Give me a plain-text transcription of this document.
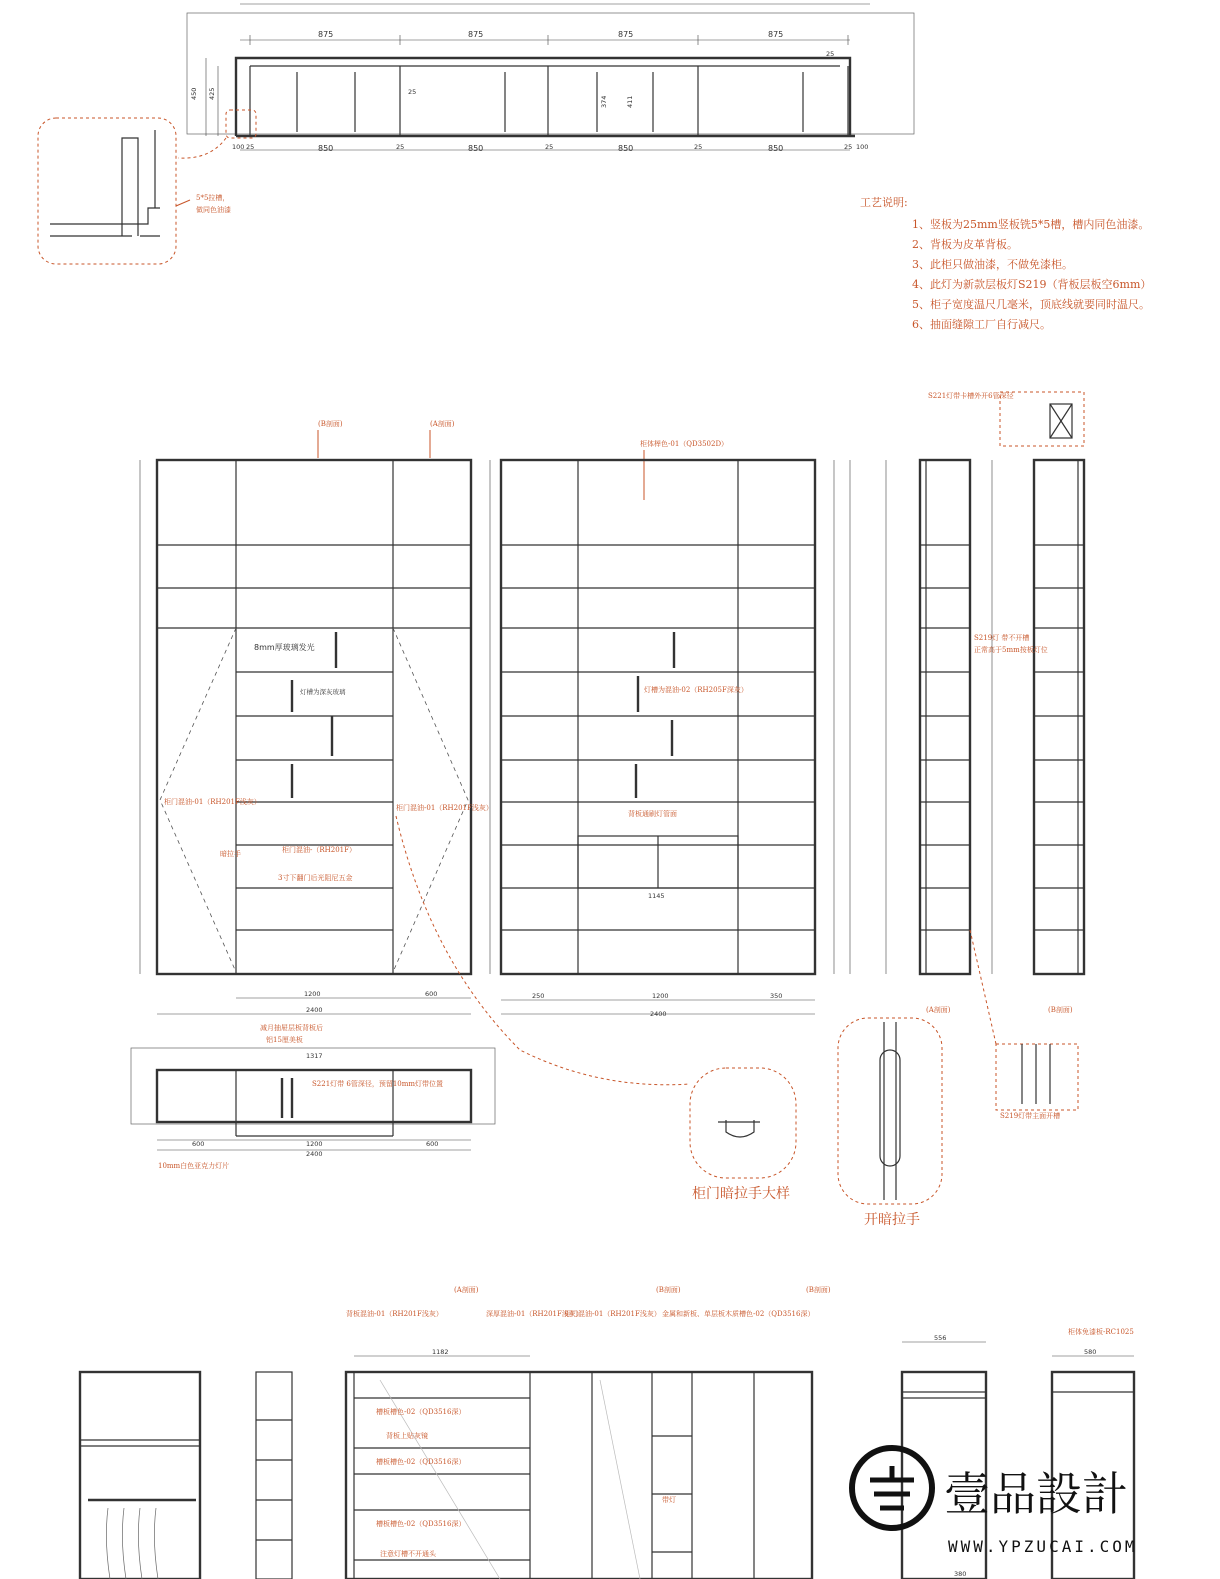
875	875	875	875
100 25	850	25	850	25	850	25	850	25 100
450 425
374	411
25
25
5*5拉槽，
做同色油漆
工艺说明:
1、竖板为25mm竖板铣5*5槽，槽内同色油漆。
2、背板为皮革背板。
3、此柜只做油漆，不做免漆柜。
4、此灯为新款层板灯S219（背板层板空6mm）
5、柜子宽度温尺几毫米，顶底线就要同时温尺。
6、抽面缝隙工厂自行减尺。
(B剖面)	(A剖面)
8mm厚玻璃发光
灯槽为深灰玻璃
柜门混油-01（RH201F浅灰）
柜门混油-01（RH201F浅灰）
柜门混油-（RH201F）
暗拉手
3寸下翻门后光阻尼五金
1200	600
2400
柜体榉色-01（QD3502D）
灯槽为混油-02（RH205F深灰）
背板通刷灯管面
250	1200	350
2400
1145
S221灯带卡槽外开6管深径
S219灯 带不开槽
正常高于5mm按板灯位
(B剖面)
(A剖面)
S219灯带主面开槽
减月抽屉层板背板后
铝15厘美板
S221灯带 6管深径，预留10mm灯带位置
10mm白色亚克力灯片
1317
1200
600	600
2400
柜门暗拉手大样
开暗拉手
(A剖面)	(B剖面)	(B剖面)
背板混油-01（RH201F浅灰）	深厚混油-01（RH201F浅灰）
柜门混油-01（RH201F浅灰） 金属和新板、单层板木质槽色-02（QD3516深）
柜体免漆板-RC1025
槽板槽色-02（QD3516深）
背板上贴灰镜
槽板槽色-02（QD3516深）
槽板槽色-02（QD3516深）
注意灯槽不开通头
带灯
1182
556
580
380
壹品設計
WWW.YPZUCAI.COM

Written request: Every line above should be returned word for word, with the pictures left behind.

Task response:
Give me a plain-text transcription of this document.
875	875	875	875
100 25	850	25	850	25	850	25	850	25 100
450 425
374	411
25
25
5*5拉槽，
做同色油漆
工艺说明:
1、竖板为25mm竖板铣5*5槽，槽内同色油漆。
2、背板为皮革背板。
3、此柜只做油漆，不做免漆柜。
4、此灯为新款层板灯S219（背板层板空6mm）
5、柜子宽度温尺几毫米，顶底线就要同时温尺。
6、抽面缝隙工厂自行减尺。
(B剖面)	(A剖面)
8mm厚玻璃发光
灯槽为深灰玻璃
柜门混油-01（RH201F浅灰）
柜门混油-01（RH201F浅灰）
柜门混油-（RH201F）
暗拉手
3寸下翻门后光阻尼五金
1200	600
2400
柜体榉色-01（QD3502D）
灯槽为混油-02（RH205F深灰）
背板通刷灯管面
250	1200	350
2400
1145
S221灯带卡槽外开6管深径
S219灯 带不开槽
正常高于5mm按板灯位
(B剖面)
(A剖面)
S219灯带主面开槽
减月抽屉层板背板后
铝15厘美板
S221灯带 6管深径，预留10mm灯带位置
10mm白色亚克力灯片
1317
1200
600	600
2400
柜门暗拉手大样
开暗拉手
(A剖面)	(B剖面)	(B剖面)
背板混油-01（RH201F浅灰）	深厚混油-01（RH201F浅灰）
柜门混油-01（RH201F浅灰） 金属和新板、单层板木质槽色-02（QD3516深）
柜体免漆板-RC1025
槽板槽色-02（QD3516深）
背板上贴灰镜
槽板槽色-02（QD3516深）
槽板槽色-02（QD3516深）
注意灯槽不开通头
带灯
1182
556
580
380
壹品設計
WWW.YPZUCAI.COM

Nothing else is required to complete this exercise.